▸ STORED DATA

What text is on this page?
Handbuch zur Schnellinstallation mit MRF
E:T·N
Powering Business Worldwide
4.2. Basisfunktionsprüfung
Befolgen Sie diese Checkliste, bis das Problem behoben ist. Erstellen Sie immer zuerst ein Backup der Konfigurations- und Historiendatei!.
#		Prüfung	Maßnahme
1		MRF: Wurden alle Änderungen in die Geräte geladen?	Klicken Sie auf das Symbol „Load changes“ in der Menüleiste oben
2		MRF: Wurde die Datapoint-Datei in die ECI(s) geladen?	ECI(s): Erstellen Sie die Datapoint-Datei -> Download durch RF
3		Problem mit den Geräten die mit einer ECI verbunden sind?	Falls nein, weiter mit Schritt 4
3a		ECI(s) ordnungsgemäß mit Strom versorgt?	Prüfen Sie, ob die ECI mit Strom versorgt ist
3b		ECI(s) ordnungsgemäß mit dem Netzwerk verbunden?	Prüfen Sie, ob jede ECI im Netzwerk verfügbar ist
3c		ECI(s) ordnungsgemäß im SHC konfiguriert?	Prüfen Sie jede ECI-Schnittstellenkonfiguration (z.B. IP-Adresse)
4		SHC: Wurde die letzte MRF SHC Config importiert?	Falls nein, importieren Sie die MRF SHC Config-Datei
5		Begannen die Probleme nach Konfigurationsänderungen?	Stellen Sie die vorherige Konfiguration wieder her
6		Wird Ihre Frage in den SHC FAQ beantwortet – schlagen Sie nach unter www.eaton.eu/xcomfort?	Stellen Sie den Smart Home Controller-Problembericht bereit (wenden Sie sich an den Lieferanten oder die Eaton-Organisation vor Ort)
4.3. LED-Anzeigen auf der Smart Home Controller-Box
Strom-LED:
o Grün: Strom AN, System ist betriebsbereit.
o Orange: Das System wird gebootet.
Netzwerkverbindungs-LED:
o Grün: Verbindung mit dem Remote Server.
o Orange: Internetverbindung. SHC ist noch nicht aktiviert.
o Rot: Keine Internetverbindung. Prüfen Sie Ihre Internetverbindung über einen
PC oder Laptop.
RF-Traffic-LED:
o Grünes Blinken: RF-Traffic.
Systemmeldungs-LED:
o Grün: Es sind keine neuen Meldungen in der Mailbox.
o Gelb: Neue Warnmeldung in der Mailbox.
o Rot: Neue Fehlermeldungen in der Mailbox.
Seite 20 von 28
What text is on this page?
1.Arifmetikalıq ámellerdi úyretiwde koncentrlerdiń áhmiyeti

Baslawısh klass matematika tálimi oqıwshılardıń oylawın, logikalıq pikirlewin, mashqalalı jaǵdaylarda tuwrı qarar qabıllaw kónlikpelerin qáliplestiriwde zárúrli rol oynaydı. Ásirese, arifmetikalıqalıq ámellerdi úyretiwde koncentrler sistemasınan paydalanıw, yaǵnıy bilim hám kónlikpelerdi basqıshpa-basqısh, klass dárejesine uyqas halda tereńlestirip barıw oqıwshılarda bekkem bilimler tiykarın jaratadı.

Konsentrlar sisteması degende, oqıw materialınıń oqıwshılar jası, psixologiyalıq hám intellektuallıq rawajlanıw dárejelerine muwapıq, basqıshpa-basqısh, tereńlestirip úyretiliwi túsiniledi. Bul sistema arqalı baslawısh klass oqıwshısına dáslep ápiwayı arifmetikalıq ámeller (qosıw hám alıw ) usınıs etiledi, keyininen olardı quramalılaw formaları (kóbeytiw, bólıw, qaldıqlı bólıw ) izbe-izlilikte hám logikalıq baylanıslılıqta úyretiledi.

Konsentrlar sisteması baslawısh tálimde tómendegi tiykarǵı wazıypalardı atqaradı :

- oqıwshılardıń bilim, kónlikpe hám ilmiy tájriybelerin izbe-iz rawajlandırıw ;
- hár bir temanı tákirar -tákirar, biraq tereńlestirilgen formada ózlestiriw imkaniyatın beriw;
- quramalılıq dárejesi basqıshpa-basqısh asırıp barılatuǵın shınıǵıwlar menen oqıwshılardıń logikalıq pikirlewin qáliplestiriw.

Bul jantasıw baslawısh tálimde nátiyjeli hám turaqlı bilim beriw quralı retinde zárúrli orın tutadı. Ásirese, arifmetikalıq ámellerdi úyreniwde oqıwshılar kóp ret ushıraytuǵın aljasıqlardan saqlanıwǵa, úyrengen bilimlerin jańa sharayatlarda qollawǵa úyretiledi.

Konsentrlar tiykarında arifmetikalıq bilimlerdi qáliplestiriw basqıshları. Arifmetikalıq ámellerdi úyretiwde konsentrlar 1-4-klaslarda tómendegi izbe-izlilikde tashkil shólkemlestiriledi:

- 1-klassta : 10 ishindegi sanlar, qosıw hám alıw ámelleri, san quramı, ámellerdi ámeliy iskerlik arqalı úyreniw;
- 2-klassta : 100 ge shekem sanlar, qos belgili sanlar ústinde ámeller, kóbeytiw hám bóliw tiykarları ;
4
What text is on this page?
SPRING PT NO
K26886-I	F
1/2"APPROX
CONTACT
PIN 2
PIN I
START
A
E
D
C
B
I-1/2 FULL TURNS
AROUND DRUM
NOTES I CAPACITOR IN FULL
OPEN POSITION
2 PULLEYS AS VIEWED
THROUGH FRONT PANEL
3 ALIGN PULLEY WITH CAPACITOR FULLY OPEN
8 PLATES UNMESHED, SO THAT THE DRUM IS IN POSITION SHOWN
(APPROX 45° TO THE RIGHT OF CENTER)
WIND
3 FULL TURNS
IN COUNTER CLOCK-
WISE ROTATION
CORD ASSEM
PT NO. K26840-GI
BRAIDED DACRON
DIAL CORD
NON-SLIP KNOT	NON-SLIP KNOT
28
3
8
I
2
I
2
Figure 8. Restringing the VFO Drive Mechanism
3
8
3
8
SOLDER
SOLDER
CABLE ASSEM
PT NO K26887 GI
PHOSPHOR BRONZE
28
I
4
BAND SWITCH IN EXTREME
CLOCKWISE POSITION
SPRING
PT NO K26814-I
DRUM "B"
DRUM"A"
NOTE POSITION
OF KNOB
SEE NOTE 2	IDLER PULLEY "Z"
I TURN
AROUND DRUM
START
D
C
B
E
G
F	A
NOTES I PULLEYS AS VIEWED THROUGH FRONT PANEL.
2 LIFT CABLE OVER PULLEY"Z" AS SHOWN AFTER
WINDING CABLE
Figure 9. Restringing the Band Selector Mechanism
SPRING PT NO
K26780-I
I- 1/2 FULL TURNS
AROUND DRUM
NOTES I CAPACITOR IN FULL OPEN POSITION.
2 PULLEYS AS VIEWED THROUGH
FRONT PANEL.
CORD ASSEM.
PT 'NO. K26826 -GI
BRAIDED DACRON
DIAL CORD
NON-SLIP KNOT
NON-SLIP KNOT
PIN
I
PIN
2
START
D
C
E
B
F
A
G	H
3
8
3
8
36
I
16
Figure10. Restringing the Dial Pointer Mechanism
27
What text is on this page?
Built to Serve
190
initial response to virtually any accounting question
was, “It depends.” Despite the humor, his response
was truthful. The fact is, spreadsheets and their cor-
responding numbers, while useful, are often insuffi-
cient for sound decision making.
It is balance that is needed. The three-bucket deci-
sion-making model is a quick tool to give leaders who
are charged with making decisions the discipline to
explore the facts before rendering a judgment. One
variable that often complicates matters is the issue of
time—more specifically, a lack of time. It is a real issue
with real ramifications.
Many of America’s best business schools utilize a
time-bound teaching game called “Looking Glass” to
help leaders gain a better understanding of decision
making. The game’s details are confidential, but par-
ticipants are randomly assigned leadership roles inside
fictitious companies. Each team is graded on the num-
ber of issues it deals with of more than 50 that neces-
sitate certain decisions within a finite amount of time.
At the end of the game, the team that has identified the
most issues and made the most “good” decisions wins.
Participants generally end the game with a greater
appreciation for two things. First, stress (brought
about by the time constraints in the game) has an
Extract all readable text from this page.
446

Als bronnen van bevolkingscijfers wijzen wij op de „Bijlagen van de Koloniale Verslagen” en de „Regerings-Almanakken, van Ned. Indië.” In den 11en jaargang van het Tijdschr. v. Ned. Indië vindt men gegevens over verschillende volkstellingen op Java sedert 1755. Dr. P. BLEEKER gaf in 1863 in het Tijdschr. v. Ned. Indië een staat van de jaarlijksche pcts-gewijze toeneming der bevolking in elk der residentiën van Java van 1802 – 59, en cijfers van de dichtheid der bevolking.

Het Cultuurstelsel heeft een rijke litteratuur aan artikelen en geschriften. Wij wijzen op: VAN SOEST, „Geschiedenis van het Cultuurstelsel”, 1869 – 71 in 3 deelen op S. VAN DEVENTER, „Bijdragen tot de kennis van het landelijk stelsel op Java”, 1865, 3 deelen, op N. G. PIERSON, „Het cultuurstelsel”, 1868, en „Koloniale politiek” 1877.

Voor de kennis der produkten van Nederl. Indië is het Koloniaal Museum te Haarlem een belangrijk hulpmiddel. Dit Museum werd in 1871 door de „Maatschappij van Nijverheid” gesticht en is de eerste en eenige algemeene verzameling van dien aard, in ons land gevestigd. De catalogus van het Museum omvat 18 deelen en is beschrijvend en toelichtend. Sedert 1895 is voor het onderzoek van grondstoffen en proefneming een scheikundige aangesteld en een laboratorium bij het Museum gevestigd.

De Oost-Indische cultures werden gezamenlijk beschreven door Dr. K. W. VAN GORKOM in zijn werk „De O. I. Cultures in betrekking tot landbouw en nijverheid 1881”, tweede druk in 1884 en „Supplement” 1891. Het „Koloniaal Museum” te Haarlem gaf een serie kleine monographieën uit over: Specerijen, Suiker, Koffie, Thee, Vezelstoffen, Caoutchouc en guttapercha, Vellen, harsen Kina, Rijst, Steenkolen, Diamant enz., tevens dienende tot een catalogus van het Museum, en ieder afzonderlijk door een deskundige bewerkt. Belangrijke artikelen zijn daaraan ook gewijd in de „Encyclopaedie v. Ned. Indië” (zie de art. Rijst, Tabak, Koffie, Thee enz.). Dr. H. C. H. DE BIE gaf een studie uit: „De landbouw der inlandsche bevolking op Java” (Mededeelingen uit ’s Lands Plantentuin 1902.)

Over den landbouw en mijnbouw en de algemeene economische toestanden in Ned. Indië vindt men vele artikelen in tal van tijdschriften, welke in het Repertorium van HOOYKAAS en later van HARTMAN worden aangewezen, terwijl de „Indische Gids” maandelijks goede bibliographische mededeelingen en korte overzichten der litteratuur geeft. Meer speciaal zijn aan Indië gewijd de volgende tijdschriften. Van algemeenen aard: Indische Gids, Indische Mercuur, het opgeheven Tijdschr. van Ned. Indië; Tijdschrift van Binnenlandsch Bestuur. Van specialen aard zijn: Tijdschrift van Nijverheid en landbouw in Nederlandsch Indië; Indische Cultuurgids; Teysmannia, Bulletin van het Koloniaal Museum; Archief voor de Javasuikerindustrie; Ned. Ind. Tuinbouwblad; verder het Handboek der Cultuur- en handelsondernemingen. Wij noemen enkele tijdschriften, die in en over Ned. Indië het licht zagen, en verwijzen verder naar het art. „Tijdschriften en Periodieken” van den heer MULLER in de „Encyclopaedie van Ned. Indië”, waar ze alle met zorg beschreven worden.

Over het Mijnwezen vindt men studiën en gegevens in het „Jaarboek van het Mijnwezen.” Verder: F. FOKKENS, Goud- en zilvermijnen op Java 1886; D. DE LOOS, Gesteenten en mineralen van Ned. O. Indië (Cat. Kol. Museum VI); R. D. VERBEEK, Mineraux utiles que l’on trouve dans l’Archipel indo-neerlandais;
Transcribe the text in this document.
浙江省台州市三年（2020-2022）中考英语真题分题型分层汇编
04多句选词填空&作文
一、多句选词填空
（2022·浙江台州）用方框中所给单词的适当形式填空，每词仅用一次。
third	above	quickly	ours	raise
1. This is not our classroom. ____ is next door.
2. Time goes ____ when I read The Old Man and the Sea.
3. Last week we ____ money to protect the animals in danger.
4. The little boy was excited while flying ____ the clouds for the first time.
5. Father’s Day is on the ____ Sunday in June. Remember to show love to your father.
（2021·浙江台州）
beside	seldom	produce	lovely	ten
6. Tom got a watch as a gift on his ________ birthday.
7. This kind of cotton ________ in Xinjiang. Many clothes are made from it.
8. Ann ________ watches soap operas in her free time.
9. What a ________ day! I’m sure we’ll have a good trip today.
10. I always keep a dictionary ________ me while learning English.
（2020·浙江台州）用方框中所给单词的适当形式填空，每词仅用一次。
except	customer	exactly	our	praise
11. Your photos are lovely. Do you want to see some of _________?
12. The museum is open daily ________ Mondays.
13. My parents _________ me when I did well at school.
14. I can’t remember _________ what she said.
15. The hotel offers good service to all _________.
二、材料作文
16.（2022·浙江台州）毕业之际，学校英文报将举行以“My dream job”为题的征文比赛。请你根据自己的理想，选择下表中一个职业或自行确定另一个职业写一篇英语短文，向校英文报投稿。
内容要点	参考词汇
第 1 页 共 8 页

▸ WORK TO DO
Starting with the line that contains "Transcribe the text in this document.", return each line through the last one of the data above, exactly as written and nothing more.

▸ SOLUTION TO THE EXERCISE
Transcribe the text in this document.
浙江省台州市三年（2020-2022）中考英语真题分题型分层汇编
04多句选词填空&作文
一、多句选词填空
（2022·浙江台州）用方框中所给单词的适当形式填空，每词仅用一次。
third	above	quickly	ours	raise
1. This is not our classroom. ____ is next door.
2. Time goes ____ when I read The Old Man and the Sea.
3. Last week we ____ money to protect the animals in danger.
4. The little boy was excited while flying ____ the clouds for the first time.
5. Father’s Day is on the ____ Sunday in June. Remember to show love to your father.
（2021·浙江台州）
beside	seldom	produce	lovely	ten
6. Tom got a watch as a gift on his ________ birthday.
7. This kind of cotton ________ in Xinjiang. Many clothes are made from it.
8. Ann ________ watches soap operas in her free time.
9. What a ________ day! I’m sure we’ll have a good trip today.
10. I always keep a dictionary ________ me while learning English.
（2020·浙江台州）用方框中所给单词的适当形式填空，每词仅用一次。
except	customer	exactly	our	praise
11. Your photos are lovely. Do you want to see some of _________?
12. The museum is open daily ________ Mondays.
13. My parents _________ me when I did well at school.
14. I can’t remember _________ what she said.
15. The hotel offers good service to all _________.
二、材料作文
16.（2022·浙江台州）毕业之际，学校英文报将举行以“My dream job”为题的征文比赛。请你根据自己的理想，选择下表中一个职业或自行确定另一个职业写一篇英语短文，向校英文报投稿。
内容要点	参考词汇
第 1 页 共 8 页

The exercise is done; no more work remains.